- Brief
Scan each line of the records for the word "caption" and extract the ones that have it.

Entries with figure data
┌────────

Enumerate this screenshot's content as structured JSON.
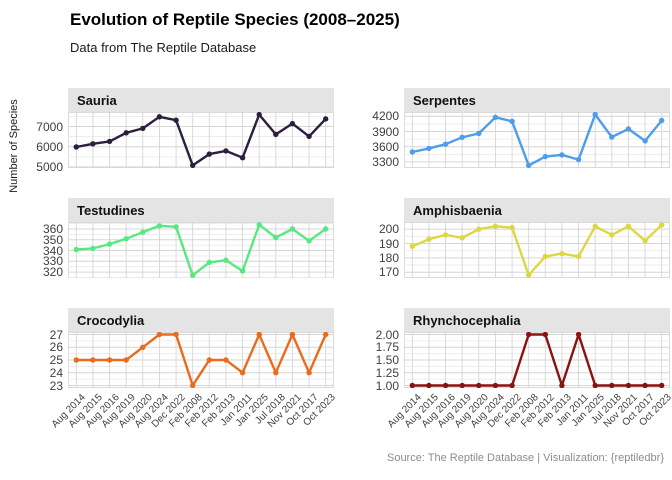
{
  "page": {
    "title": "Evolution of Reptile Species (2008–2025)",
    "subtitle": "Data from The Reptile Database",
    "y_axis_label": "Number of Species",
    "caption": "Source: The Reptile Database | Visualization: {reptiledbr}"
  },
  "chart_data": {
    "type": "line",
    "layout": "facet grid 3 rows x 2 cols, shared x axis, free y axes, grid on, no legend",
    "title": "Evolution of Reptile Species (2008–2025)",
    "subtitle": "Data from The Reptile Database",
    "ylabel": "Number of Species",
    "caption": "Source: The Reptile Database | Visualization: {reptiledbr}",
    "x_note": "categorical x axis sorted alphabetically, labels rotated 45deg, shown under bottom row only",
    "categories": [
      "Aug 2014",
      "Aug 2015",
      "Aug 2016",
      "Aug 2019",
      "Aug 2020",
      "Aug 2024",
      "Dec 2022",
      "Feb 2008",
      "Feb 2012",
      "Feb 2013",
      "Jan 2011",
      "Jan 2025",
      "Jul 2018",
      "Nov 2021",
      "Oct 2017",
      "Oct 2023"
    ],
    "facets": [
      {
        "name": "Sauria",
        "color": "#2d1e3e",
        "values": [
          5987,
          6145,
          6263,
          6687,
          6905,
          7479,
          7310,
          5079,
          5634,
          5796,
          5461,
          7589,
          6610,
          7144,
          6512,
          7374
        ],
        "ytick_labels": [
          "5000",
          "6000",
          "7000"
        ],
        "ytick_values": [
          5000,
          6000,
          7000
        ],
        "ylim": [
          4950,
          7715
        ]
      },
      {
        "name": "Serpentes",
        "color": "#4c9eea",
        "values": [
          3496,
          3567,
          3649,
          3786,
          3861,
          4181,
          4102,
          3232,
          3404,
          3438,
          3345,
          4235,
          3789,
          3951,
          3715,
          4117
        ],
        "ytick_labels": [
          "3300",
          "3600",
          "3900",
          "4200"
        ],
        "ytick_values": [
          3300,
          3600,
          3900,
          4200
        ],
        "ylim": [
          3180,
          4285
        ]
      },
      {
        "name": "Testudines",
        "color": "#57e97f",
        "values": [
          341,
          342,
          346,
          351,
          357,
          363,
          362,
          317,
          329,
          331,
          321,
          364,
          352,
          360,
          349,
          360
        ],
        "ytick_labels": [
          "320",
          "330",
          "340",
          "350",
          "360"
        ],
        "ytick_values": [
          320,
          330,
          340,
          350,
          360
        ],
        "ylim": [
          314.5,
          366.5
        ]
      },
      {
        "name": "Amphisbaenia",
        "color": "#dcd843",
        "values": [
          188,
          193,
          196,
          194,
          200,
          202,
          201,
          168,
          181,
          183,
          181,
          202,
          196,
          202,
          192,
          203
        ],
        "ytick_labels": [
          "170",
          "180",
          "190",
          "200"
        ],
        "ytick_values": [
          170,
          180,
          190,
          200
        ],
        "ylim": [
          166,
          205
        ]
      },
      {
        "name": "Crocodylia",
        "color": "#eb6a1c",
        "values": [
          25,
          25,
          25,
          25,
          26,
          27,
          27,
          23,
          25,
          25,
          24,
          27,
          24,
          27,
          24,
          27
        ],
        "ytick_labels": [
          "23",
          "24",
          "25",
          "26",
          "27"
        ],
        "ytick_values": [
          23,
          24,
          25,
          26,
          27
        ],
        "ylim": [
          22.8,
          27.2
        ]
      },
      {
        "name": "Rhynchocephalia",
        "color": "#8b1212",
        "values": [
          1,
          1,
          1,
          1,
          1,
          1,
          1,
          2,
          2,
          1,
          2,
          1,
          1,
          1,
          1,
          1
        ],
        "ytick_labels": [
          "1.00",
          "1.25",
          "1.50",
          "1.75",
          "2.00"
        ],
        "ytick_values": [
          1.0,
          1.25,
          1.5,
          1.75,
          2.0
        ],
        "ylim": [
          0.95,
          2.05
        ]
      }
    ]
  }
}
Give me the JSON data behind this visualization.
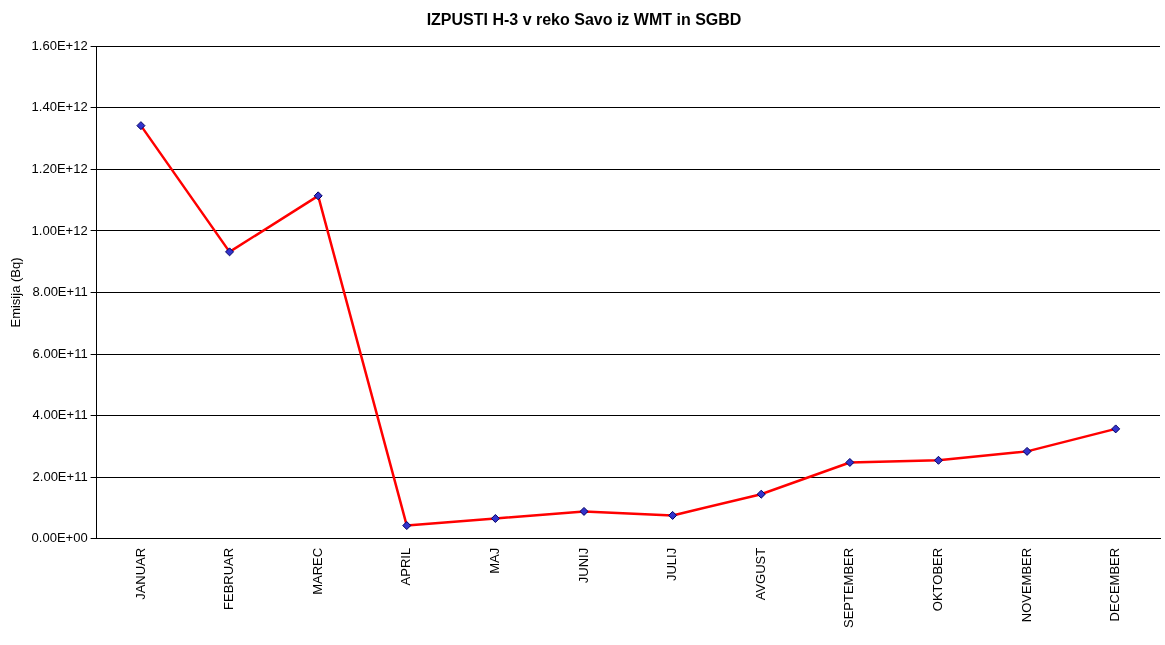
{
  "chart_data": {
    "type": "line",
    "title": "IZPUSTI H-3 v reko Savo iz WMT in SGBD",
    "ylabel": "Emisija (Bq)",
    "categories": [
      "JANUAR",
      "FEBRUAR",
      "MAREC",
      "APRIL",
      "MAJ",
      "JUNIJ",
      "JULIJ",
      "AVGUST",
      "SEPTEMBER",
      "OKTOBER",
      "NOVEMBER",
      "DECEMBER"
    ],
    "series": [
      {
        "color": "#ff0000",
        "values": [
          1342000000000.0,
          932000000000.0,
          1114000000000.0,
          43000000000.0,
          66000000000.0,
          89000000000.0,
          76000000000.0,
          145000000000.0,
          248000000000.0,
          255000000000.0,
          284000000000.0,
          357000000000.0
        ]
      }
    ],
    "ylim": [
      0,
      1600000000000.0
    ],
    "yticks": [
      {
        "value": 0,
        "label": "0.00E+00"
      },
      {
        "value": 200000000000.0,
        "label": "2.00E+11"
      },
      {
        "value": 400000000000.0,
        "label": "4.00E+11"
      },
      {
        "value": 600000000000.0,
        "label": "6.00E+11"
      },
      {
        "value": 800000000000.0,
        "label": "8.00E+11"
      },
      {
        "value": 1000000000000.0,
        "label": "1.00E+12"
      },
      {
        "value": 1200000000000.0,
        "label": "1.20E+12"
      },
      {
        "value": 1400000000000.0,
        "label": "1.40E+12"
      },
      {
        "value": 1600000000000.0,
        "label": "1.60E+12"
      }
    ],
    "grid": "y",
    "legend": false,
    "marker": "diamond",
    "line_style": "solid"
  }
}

└────────

- Task response
    "caption": "Source: The Reptile Database | Visualization: {reptiledbr}"
    "caption": "Source: The Reptile Database | Visualization: {reptiledbr}",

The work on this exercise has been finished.